* [Dataset extract]:
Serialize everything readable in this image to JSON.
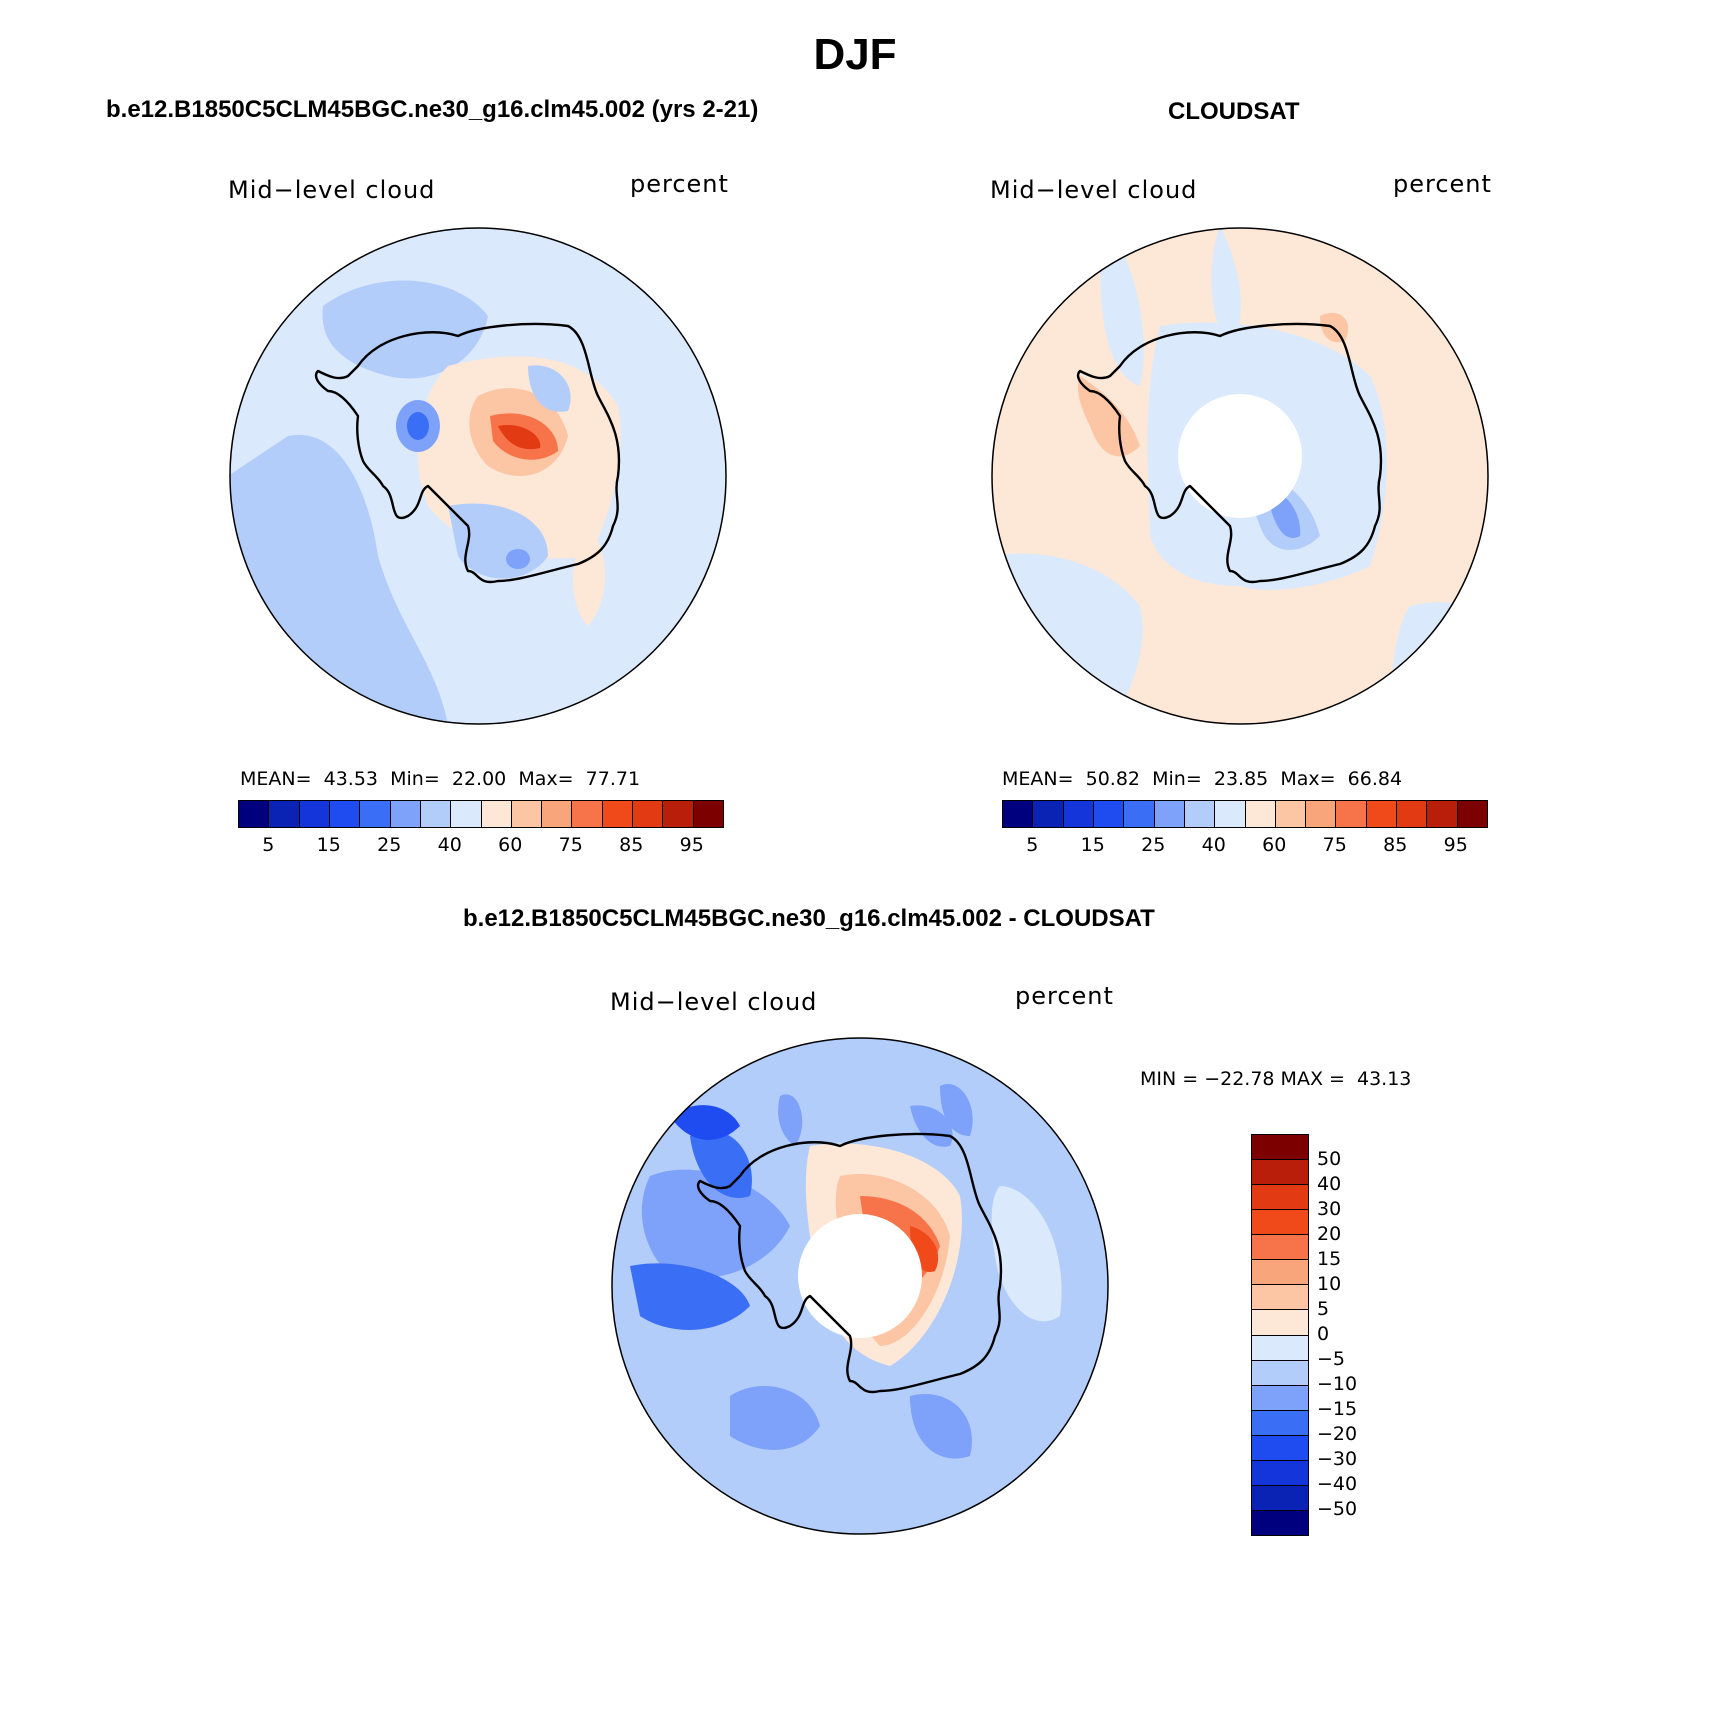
{
  "figure_title": "DJF",
  "panels": {
    "model": {
      "title": "b.e12.B1850C5CLM45BGC.ne30_g16.clm45.002 (yrs 2-21)",
      "variable": "Mid−level cloud",
      "units": "percent",
      "mean_label": "MEAN=",
      "mean": "43.53",
      "min_label": "Min=",
      "min": "22.00",
      "max_label": "Max=",
      "max": "77.71"
    },
    "obs": {
      "title": "CLOUDSAT",
      "variable": "Mid−level cloud",
      "units": "percent",
      "mean_label": "MEAN=",
      "mean": "50.82",
      "min_label": "Min=",
      "min": "23.85",
      "max_label": "Max=",
      "max": "66.84"
    },
    "diff": {
      "title": "b.e12.B1850C5CLM45BGC.ne30_g16.clm45.002 - CLOUDSAT",
      "variable": "Mid−level cloud",
      "units": "percent",
      "minmax_text": "MIN = −22.78 MAX =  43.13"
    }
  },
  "colorbars": {
    "absolute": {
      "colors": [
        "#00007f",
        "#0a23b4",
        "#1435d9",
        "#1e4cf0",
        "#3a6ef5",
        "#7ea2f9",
        "#b3cdfb",
        "#dbe9fd",
        "#fde8d8",
        "#fcc5a4",
        "#f9a57c",
        "#f7744a",
        "#f04a1a",
        "#e23a12",
        "#b81e0a",
        "#7c0000"
      ],
      "tick_labels": [
        "5",
        "15",
        "25",
        "40",
        "60",
        "75",
        "85",
        "95"
      ]
    },
    "difference": {
      "colors": [
        "#7c0000",
        "#b81e0a",
        "#e23a12",
        "#f04a1a",
        "#f7744a",
        "#f9a57c",
        "#fcc5a4",
        "#fde8d8",
        "#dbe9fd",
        "#b3cdfb",
        "#7ea2f9",
        "#3a6ef5",
        "#1e4cf0",
        "#1435d9",
        "#0a23b4",
        "#00007f"
      ],
      "tick_labels": [
        "50",
        "40",
        "30",
        "20",
        "15",
        "10",
        "5",
        "0",
        "−5",
        "−10",
        "−15",
        "−20",
        "−30",
        "−40",
        "−50"
      ]
    }
  },
  "map_colors": {
    "ocean_model": "#dbe9fd",
    "ocean_obs": "#fde8d8",
    "ocean_diff": "#b3cdfb",
    "coast": "#000000"
  }
}
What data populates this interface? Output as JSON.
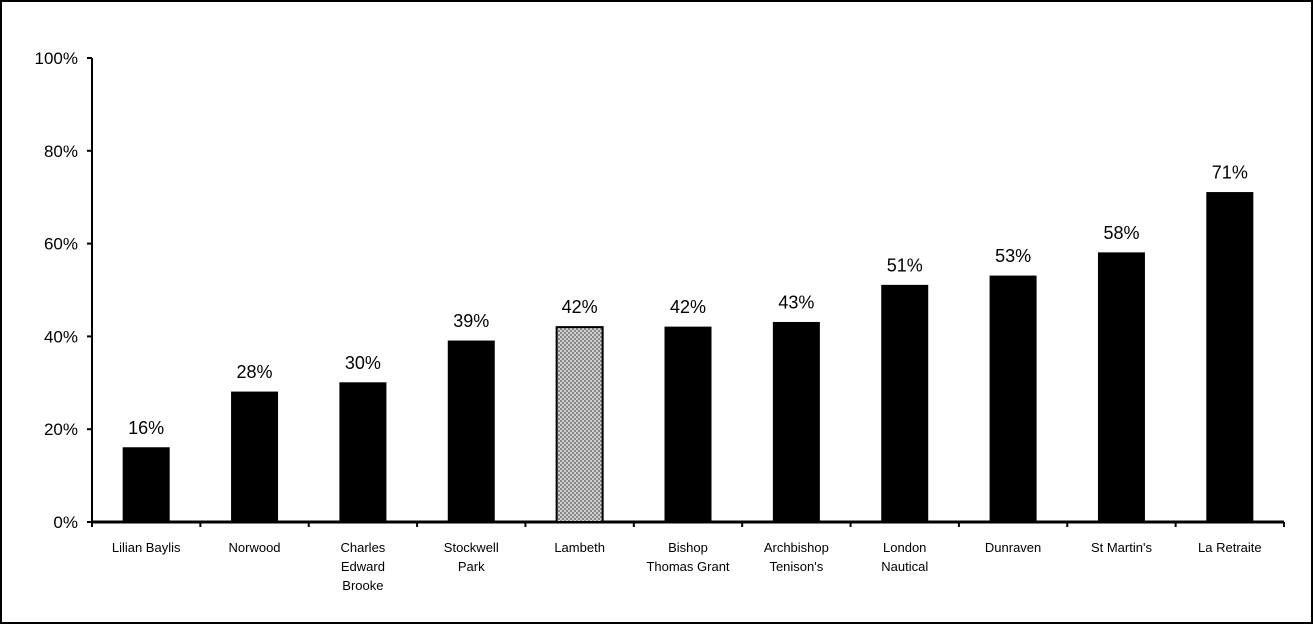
{
  "chart_data": {
    "type": "bar",
    "categories": [
      [
        "Lilian Baylis"
      ],
      [
        "Norwood"
      ],
      [
        "Charles",
        "Edward",
        "Brooke"
      ],
      [
        "Stockwell",
        "Park"
      ],
      [
        "Lambeth"
      ],
      [
        "Bishop",
        "Thomas Grant"
      ],
      [
        "Archbishop",
        "Tenison's"
      ],
      [
        "London",
        "Nautical"
      ],
      [
        "Dunraven"
      ],
      [
        "St Martin's"
      ],
      [
        "La Retraite"
      ]
    ],
    "values": [
      16,
      28,
      30,
      39,
      42,
      42,
      43,
      51,
      53,
      58,
      71
    ],
    "data_labels": [
      "16%",
      "28%",
      "30%",
      "39%",
      "42%",
      "42%",
      "43%",
      "51%",
      "53%",
      "58%",
      "71%"
    ],
    "highlight_index": 4,
    "ylim": [
      0,
      100
    ],
    "yticks": [
      0,
      20,
      40,
      60,
      80,
      100
    ],
    "ytick_labels": [
      "0%",
      "20%",
      "40%",
      "60%",
      "80%",
      "100%"
    ],
    "title": "",
    "xlabel": "",
    "ylabel": "",
    "grid": false,
    "legend": "none",
    "colors": {
      "bar": "#000000",
      "highlight_fill": "#d0d0d0",
      "highlight_dots": "#555555"
    }
  }
}
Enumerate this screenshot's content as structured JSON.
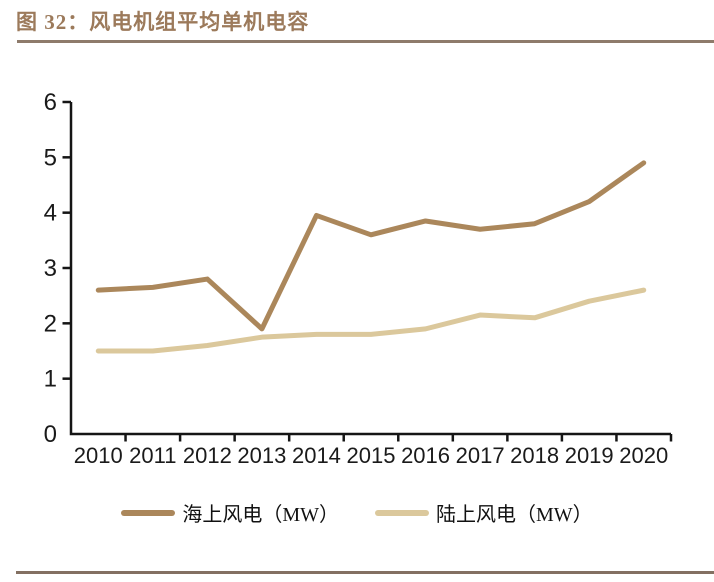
{
  "header": {
    "title": "图 32：风电机组平均单机电容"
  },
  "colors": {
    "title_text": "#9C7A5B",
    "rule_top": "#8E7B6B",
    "rule_bottom": "#837062",
    "axis": "#151515",
    "tick_label": "#1a1a1a",
    "offshore_line": "#AB875B",
    "onshore_line": "#DBC89C"
  },
  "chart_data": {
    "type": "line",
    "title": "风电机组平均单机电容",
    "categories": [
      "2010",
      "2011",
      "2012",
      "2013",
      "2014",
      "2015",
      "2016",
      "2017",
      "2018",
      "2019",
      "2020"
    ],
    "series": [
      {
        "name": "海上风电（MW）",
        "key": "offshore",
        "color": "#AB875B",
        "values": [
          2.6,
          2.65,
          2.8,
          1.9,
          3.95,
          3.6,
          3.85,
          3.7,
          3.8,
          4.2,
          4.9
        ]
      },
      {
        "name": "陆上风电（MW）",
        "key": "onshore",
        "color": "#DBC89C",
        "values": [
          1.5,
          1.5,
          1.6,
          1.75,
          1.8,
          1.8,
          1.9,
          2.15,
          2.1,
          2.4,
          2.6
        ]
      }
    ],
    "xlabel": "",
    "ylabel": "",
    "ylim": [
      0,
      6
    ],
    "ytick_step": 1,
    "grid": false,
    "legend_position": "bottom"
  }
}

* [Brief]: Your copy should hold every record word for word and none of the pictures.

* [Output below]:
Serialize everything readable in this image to JSON.
{
  "figure_title": "DJF",
  "panels": {
    "model": {
      "title": "b.e12.B1850C5CLM45BGC.ne30_g16.clm45.002 (yrs 2-21)",
      "variable": "Mid−level cloud",
      "units": "percent",
      "mean_label": "MEAN=",
      "mean": "43.53",
      "min_label": "Min=",
      "min": "22.00",
      "max_label": "Max=",
      "max": "77.71"
    },
    "obs": {
      "title": "CLOUDSAT",
      "variable": "Mid−level cloud",
      "units": "percent",
      "mean_label": "MEAN=",
      "mean": "50.82",
      "min_label": "Min=",
      "min": "23.85",
      "max_label": "Max=",
      "max": "66.84"
    },
    "diff": {
      "title": "b.e12.B1850C5CLM45BGC.ne30_g16.clm45.002 - CLOUDSAT",
      "variable": "Mid−level cloud",
      "units": "percent",
      "minmax_text": "MIN = −22.78 MAX =  43.13"
    }
  },
  "colorbars": {
    "absolute": {
      "colors": [
        "#00007f",
        "#0a23b4",
        "#1435d9",
        "#1e4cf0",
        "#3a6ef5",
        "#7ea2f9",
        "#b3cdfb",
        "#dbe9fd",
        "#fde8d8",
        "#fcc5a4",
        "#f9a57c",
        "#f7744a",
        "#f04a1a",
        "#e23a12",
        "#b81e0a",
        "#7c0000"
      ],
      "tick_labels": [
        "5",
        "15",
        "25",
        "40",
        "60",
        "75",
        "85",
        "95"
      ]
    },
    "difference": {
      "colors": [
        "#7c0000",
        "#b81e0a",
        "#e23a12",
        "#f04a1a",
        "#f7744a",
        "#f9a57c",
        "#fcc5a4",
        "#fde8d8",
        "#dbe9fd",
        "#b3cdfb",
        "#7ea2f9",
        "#3a6ef5",
        "#1e4cf0",
        "#1435d9",
        "#0a23b4",
        "#00007f"
      ],
      "tick_labels": [
        "50",
        "40",
        "30",
        "20",
        "15",
        "10",
        "5",
        "0",
        "−5",
        "−10",
        "−15",
        "−20",
        "−30",
        "−40",
        "−50"
      ]
    }
  },
  "map_colors": {
    "ocean_model": "#dbe9fd",
    "ocean_obs": "#fde8d8",
    "ocean_diff": "#b3cdfb",
    "coast": "#000000"
  }
}
What data populates this interface? Output as JSON.
{
  "chart_data": {
    "type": "bar",
    "categories": [
      [
        "Lilian Baylis"
      ],
      [
        "Norwood"
      ],
      [
        "Charles",
        "Edward",
        "Brooke"
      ],
      [
        "Stockwell",
        "Park"
      ],
      [
        "Lambeth"
      ],
      [
        "Bishop",
        "Thomas Grant"
      ],
      [
        "Archbishop",
        "Tenison's"
      ],
      [
        "London",
        "Nautical"
      ],
      [
        "Dunraven"
      ],
      [
        "St Martin's"
      ],
      [
        "La Retraite"
      ]
    ],
    "values": [
      16,
      28,
      30,
      39,
      42,
      42,
      43,
      51,
      53,
      58,
      71
    ],
    "data_labels": [
      "16%",
      "28%",
      "30%",
      "39%",
      "42%",
      "42%",
      "43%",
      "51%",
      "53%",
      "58%",
      "71%"
    ],
    "highlight_index": 4,
    "ylim": [
      0,
      100
    ],
    "yticks": [
      0,
      20,
      40,
      60,
      80,
      100
    ],
    "ytick_labels": [
      "0%",
      "20%",
      "40%",
      "60%",
      "80%",
      "100%"
    ],
    "title": "",
    "xlabel": "",
    "ylabel": "",
    "grid": false,
    "legend": "none",
    "colors": {
      "bar": "#000000",
      "highlight_fill": "#d0d0d0",
      "highlight_dots": "#555555"
    }
  }
}
Enumerate this screenshot's content as structured JSON.
{
  "header": {
    "title": "图 32：风电机组平均单机电容"
  },
  "colors": {
    "title_text": "#9C7A5B",
    "rule_top": "#8E7B6B",
    "rule_bottom": "#837062",
    "axis": "#151515",
    "tick_label": "#1a1a1a",
    "offshore_line": "#AB875B",
    "onshore_line": "#DBC89C"
  },
  "chart_data": {
    "type": "line",
    "title": "风电机组平均单机电容",
    "categories": [
      "2010",
      "2011",
      "2012",
      "2013",
      "2014",
      "2015",
      "2016",
      "2017",
      "2018",
      "2019",
      "2020"
    ],
    "series": [
      {
        "name": "海上风电（MW）",
        "key": "offshore",
        "color": "#AB875B",
        "values": [
          2.6,
          2.65,
          2.8,
          1.9,
          3.95,
          3.6,
          3.85,
          3.7,
          3.8,
          4.2,
          4.9
        ]
      },
      {
        "name": "陆上风电（MW）",
        "key": "onshore",
        "color": "#DBC89C",
        "values": [
          1.5,
          1.5,
          1.6,
          1.75,
          1.8,
          1.8,
          1.9,
          2.15,
          2.1,
          2.4,
          2.6
        ]
      }
    ],
    "xlabel": "",
    "ylabel": "",
    "ylim": [
      0,
      6
    ],
    "ytick_step": 1,
    "grid": false,
    "legend_position": "bottom"
  }
}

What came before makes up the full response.